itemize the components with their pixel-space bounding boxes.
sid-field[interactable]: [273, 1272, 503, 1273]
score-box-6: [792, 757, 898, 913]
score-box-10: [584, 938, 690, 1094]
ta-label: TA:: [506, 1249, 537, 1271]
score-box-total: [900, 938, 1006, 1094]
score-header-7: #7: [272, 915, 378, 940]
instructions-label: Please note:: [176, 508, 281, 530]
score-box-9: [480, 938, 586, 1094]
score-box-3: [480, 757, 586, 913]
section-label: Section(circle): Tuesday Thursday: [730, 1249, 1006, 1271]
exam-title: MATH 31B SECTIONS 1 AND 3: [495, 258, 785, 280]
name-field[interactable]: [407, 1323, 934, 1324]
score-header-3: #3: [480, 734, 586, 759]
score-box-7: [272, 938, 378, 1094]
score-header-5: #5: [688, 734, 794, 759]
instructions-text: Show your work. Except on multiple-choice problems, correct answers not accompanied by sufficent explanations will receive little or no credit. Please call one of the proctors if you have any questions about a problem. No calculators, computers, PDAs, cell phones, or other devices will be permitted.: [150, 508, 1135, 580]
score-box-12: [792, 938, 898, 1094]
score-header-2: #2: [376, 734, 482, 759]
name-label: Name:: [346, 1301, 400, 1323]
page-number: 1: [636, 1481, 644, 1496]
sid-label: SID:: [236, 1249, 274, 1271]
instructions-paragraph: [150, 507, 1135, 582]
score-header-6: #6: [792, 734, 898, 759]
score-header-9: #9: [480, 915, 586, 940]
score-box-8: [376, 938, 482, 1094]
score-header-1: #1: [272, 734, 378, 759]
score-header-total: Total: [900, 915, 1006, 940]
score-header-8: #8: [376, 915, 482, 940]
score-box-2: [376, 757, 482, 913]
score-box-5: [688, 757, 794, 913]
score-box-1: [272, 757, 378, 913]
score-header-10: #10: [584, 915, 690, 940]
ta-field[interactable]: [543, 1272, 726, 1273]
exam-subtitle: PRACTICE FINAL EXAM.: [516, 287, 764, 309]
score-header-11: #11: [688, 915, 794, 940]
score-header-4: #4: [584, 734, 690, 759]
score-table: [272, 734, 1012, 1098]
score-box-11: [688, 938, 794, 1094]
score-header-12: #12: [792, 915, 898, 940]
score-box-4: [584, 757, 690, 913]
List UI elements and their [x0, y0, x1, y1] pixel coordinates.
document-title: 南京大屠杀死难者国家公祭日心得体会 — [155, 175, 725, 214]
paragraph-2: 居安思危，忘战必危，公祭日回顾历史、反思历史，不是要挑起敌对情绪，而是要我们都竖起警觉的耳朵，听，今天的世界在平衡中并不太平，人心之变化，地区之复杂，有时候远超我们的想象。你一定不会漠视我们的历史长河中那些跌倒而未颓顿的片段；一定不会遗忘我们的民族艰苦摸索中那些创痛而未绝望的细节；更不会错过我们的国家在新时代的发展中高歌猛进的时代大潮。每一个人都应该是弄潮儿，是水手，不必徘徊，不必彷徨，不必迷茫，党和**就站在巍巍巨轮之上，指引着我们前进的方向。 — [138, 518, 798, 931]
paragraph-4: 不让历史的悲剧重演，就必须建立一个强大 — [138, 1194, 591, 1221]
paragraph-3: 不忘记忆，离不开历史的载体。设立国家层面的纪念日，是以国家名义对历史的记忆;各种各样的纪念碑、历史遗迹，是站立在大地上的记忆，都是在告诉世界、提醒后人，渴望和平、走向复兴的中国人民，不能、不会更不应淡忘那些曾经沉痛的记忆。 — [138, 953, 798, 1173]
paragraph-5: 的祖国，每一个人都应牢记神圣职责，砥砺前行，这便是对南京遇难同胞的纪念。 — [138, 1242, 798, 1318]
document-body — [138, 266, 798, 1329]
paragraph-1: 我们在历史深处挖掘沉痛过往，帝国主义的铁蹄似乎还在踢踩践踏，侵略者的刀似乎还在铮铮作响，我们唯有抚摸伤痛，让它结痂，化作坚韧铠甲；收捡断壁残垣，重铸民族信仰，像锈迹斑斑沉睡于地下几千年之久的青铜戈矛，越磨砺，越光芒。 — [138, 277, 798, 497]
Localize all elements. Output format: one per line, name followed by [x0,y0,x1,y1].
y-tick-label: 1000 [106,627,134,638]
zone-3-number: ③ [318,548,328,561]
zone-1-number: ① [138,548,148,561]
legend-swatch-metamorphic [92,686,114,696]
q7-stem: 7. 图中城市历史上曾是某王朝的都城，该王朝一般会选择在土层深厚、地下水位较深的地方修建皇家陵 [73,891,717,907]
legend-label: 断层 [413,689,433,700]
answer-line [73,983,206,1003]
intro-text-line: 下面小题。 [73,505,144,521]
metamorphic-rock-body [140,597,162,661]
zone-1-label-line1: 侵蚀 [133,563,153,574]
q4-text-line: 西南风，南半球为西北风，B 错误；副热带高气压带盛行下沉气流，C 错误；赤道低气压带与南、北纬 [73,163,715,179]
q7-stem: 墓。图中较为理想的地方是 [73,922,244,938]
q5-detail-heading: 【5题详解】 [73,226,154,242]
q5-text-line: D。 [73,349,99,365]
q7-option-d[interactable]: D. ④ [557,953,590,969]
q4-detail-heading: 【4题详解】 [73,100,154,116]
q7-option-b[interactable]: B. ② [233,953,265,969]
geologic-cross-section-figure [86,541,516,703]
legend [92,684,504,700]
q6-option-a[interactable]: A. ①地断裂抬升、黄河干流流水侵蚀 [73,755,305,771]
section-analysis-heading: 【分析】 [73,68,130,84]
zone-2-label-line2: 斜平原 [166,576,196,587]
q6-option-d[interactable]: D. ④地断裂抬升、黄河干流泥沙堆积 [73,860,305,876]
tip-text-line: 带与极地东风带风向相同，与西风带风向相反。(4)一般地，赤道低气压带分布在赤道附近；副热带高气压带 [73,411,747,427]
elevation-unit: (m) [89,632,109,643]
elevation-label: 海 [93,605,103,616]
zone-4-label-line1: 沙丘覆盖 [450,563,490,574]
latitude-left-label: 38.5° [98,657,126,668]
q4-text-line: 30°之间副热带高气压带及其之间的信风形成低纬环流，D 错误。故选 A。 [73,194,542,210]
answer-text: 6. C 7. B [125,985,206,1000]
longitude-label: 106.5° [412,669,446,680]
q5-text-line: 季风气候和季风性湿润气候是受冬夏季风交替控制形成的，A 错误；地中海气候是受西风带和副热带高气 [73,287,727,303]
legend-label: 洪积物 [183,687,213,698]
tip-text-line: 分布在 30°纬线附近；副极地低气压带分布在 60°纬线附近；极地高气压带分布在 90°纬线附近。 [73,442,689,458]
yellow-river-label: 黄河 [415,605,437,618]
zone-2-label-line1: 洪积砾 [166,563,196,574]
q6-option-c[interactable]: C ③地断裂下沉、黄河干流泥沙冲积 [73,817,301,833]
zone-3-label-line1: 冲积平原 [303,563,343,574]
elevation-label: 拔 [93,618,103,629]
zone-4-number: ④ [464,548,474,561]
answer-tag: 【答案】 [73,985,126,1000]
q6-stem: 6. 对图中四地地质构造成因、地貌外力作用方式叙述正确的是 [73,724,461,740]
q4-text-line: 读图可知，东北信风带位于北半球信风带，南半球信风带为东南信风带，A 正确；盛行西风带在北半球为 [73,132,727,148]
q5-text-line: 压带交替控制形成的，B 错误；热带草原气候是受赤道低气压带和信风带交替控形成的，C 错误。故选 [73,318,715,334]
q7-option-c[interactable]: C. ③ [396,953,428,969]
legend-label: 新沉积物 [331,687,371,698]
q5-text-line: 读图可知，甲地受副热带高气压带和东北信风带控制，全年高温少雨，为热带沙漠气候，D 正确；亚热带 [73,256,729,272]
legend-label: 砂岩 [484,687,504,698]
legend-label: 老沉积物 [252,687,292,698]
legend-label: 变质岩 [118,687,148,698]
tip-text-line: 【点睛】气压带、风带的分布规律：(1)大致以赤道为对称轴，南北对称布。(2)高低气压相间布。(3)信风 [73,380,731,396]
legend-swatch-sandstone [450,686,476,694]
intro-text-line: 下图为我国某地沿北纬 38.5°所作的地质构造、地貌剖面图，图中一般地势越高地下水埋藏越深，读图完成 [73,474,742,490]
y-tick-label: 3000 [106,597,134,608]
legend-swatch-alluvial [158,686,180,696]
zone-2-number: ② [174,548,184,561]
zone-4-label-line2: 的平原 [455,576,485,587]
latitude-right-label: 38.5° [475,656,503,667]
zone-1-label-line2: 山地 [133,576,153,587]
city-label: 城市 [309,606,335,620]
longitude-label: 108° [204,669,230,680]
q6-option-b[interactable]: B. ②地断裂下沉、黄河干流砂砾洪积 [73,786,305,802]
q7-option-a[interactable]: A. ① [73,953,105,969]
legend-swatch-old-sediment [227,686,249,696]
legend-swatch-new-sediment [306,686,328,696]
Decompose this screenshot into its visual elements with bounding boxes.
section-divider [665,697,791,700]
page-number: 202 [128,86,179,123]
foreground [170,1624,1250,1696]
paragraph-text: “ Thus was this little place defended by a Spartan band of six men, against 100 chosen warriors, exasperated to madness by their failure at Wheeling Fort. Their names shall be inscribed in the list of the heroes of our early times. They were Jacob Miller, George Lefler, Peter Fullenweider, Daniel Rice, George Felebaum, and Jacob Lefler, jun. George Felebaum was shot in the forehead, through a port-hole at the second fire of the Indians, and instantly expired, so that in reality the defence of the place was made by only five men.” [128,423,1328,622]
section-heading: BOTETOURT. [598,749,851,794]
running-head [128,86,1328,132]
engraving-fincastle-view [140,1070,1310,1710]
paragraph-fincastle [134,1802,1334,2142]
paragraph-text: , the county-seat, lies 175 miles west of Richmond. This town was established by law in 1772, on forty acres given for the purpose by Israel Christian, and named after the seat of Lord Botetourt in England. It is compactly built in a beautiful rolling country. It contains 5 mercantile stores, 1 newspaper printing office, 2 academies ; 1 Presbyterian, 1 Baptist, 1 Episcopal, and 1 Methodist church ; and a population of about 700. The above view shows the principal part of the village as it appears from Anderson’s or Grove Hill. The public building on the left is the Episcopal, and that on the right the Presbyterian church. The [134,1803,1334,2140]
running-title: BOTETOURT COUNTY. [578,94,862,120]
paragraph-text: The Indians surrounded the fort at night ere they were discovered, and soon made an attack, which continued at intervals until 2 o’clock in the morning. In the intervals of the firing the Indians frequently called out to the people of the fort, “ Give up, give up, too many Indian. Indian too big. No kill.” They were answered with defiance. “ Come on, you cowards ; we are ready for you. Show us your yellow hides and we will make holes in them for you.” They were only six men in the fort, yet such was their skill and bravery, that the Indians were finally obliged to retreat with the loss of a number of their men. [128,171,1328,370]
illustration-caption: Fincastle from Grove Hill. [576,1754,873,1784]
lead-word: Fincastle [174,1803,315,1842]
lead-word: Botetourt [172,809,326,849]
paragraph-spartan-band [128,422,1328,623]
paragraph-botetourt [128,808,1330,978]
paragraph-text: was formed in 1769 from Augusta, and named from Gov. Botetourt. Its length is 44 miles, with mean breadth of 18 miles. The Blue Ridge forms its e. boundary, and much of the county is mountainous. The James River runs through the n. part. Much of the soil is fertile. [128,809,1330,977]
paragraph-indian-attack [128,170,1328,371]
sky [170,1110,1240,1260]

Stated goal> Copy the stretch of rows from the start of the rows through the row containing "score-header-5: #5: [688, 734, 794, 759]", with both ends included.

Task solution>
itemize the components with their pixel-space bounding boxes.
sid-field[interactable]: [273, 1272, 503, 1273]
score-box-6: [792, 757, 898, 913]
score-box-10: [584, 938, 690, 1094]
ta-label: TA:: [506, 1249, 537, 1271]
score-box-total: [900, 938, 1006, 1094]
score-header-7: #7: [272, 915, 378, 940]
instructions-label: Please note:: [176, 508, 281, 530]
score-box-9: [480, 938, 586, 1094]
score-box-3: [480, 757, 586, 913]
section-label: Section(circle): Tuesday Thursday: [730, 1249, 1006, 1271]
exam-title: MATH 31B SECTIONS 1 AND 3: [495, 258, 785, 280]
name-field[interactable]: [407, 1323, 934, 1324]
score-header-3: #3: [480, 734, 586, 759]
score-box-7: [272, 938, 378, 1094]
score-header-5: #5: [688, 734, 794, 759]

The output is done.